**DESCRIPTION OF THE TASK**
Please reproduce the rows below word for word, starting with the first row and continuing through the row that contains "y-axis-label: Distance (48, 651, 91, 813)".
--- START OF SUPPLIED DATA ---
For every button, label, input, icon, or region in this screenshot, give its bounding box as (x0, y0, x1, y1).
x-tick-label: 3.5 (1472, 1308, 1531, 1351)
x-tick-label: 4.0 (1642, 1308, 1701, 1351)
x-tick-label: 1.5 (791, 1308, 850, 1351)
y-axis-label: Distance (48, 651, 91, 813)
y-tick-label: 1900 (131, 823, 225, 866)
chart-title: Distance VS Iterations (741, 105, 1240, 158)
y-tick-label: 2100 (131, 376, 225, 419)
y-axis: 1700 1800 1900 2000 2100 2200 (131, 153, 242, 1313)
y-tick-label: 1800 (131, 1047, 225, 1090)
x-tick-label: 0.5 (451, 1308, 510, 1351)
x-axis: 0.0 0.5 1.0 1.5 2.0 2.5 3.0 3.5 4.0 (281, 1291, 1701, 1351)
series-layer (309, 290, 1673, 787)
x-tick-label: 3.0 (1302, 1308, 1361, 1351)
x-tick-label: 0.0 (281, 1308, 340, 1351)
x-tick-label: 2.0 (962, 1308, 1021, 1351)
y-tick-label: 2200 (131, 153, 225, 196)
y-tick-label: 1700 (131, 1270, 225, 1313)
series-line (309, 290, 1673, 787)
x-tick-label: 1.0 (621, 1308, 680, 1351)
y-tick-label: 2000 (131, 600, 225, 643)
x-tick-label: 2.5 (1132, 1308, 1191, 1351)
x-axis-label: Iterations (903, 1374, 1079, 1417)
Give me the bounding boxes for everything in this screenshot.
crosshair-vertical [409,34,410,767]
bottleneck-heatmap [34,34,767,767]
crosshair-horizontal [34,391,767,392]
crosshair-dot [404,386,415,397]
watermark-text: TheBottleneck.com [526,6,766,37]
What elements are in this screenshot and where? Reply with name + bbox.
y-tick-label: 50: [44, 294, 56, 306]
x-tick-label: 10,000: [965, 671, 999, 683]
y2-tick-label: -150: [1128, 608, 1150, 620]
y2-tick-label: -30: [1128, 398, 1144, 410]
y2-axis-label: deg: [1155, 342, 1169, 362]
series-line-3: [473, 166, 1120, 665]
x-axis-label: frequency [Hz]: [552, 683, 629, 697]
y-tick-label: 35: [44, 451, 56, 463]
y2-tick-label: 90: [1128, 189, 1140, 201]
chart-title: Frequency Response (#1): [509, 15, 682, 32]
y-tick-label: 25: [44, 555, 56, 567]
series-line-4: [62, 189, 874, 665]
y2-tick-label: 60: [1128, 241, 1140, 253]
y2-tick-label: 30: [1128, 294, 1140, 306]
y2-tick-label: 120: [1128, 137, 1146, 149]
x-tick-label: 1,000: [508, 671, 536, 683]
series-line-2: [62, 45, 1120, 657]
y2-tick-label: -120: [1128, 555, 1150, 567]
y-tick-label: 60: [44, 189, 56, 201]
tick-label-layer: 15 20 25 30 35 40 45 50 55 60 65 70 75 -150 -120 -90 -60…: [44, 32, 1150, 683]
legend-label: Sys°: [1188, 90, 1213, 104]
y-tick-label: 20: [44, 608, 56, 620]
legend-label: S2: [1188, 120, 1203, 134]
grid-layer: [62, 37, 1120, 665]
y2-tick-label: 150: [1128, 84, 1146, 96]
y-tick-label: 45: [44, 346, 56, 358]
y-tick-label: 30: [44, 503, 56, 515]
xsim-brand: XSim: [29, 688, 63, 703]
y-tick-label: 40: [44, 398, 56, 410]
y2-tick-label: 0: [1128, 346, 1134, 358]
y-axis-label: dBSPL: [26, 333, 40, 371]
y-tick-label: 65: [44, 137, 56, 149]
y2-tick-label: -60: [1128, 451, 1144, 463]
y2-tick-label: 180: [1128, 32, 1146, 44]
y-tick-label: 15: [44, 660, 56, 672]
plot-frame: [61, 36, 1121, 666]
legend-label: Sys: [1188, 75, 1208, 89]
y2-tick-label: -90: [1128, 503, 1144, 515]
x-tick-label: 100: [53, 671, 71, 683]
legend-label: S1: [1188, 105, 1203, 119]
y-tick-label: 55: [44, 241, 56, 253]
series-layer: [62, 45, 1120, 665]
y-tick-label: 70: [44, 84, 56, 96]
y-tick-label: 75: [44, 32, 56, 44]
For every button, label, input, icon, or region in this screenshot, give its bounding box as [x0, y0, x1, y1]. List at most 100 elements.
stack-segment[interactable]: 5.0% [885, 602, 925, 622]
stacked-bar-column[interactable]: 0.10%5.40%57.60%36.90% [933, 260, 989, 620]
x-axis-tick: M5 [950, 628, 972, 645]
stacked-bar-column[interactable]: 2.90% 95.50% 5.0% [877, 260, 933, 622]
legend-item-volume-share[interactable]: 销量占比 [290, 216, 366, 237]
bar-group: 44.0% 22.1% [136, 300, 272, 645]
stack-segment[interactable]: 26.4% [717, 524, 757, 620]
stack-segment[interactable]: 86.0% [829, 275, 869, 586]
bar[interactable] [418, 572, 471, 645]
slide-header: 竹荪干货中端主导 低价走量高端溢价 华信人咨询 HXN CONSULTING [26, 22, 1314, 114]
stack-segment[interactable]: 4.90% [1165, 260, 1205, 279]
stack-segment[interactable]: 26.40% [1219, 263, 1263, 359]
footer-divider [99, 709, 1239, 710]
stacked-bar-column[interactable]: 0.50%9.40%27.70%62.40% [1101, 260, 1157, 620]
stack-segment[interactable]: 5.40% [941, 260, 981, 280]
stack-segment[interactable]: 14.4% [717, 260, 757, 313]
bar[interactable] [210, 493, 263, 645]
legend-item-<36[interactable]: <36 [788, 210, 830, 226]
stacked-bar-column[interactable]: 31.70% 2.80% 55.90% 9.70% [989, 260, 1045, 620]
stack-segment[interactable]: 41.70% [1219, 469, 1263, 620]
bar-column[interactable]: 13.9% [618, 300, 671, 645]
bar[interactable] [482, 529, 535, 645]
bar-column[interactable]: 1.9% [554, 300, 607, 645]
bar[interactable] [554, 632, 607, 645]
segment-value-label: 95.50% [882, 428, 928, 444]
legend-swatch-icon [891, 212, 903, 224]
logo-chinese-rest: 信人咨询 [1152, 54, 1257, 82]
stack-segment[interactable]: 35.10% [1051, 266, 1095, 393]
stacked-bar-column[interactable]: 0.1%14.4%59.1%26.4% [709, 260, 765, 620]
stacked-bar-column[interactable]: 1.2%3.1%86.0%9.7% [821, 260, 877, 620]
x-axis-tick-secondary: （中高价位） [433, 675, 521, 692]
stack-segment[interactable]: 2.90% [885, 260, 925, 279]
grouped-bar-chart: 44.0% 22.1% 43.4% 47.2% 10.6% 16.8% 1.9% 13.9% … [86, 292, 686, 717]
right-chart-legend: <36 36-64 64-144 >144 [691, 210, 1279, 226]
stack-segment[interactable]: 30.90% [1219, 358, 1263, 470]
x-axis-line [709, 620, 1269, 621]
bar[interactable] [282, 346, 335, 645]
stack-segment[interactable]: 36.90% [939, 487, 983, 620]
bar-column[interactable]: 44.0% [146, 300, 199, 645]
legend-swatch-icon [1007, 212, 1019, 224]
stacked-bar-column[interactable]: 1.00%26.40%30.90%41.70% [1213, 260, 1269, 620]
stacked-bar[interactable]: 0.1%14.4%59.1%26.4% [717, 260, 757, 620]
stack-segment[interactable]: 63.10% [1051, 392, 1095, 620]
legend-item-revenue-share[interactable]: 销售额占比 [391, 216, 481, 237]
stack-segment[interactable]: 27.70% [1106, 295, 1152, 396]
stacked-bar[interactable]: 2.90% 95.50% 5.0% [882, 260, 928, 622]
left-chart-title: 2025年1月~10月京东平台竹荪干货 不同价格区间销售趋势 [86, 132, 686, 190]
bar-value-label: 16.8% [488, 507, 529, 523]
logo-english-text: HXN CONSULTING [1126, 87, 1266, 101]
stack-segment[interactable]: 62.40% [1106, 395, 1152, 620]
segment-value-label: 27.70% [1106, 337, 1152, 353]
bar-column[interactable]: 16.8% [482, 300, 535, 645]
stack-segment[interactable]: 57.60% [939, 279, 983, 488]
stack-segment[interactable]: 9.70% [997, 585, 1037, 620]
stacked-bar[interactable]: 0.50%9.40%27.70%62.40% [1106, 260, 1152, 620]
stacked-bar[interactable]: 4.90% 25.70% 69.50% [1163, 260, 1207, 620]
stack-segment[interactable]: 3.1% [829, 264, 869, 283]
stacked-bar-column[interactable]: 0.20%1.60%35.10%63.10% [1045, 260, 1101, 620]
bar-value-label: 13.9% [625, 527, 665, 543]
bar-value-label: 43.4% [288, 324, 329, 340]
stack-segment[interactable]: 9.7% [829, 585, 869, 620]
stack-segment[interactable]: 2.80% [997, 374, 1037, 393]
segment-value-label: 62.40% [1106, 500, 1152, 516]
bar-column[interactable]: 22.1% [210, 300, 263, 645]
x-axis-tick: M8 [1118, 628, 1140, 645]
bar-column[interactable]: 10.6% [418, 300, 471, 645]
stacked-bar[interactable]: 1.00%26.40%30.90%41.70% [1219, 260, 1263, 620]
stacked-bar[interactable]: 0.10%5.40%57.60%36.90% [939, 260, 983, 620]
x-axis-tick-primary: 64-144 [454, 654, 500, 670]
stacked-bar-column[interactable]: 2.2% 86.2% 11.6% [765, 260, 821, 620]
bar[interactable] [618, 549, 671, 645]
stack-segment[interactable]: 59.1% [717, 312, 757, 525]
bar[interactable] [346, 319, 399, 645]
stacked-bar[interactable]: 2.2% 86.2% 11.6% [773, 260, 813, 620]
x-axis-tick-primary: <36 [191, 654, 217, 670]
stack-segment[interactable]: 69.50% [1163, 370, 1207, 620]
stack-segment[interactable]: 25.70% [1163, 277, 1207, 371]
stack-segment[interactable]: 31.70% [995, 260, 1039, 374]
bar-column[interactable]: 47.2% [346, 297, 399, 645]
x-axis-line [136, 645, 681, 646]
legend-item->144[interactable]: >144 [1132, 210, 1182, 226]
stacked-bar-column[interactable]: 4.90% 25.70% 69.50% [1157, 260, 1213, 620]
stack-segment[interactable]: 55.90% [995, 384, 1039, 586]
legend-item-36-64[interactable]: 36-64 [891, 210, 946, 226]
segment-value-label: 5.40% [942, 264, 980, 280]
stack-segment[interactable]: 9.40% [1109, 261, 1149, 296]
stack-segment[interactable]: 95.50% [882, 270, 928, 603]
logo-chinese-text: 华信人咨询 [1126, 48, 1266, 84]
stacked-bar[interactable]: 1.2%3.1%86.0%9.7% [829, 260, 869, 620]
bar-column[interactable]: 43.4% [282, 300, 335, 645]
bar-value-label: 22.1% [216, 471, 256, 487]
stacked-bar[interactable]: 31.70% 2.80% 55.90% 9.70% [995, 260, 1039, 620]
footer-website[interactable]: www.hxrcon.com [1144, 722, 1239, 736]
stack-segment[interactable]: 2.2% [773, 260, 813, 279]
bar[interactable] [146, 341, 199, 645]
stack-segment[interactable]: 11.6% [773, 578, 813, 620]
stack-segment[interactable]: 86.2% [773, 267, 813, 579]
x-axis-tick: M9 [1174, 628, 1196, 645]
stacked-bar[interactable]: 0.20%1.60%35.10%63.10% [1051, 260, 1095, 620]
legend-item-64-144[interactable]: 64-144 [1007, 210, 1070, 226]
--- END OF SUPPLIED DATA ---
**OUTPUT BELOW**
For every button, label, input, icon, or region in this screenshot, give its bounding box as (x0, y0, x1, y1).
x-tick-label: 3.5 (1472, 1308, 1531, 1351)
x-tick-label: 4.0 (1642, 1308, 1701, 1351)
x-tick-label: 1.5 (791, 1308, 850, 1351)
y-axis-label: Distance (48, 651, 91, 813)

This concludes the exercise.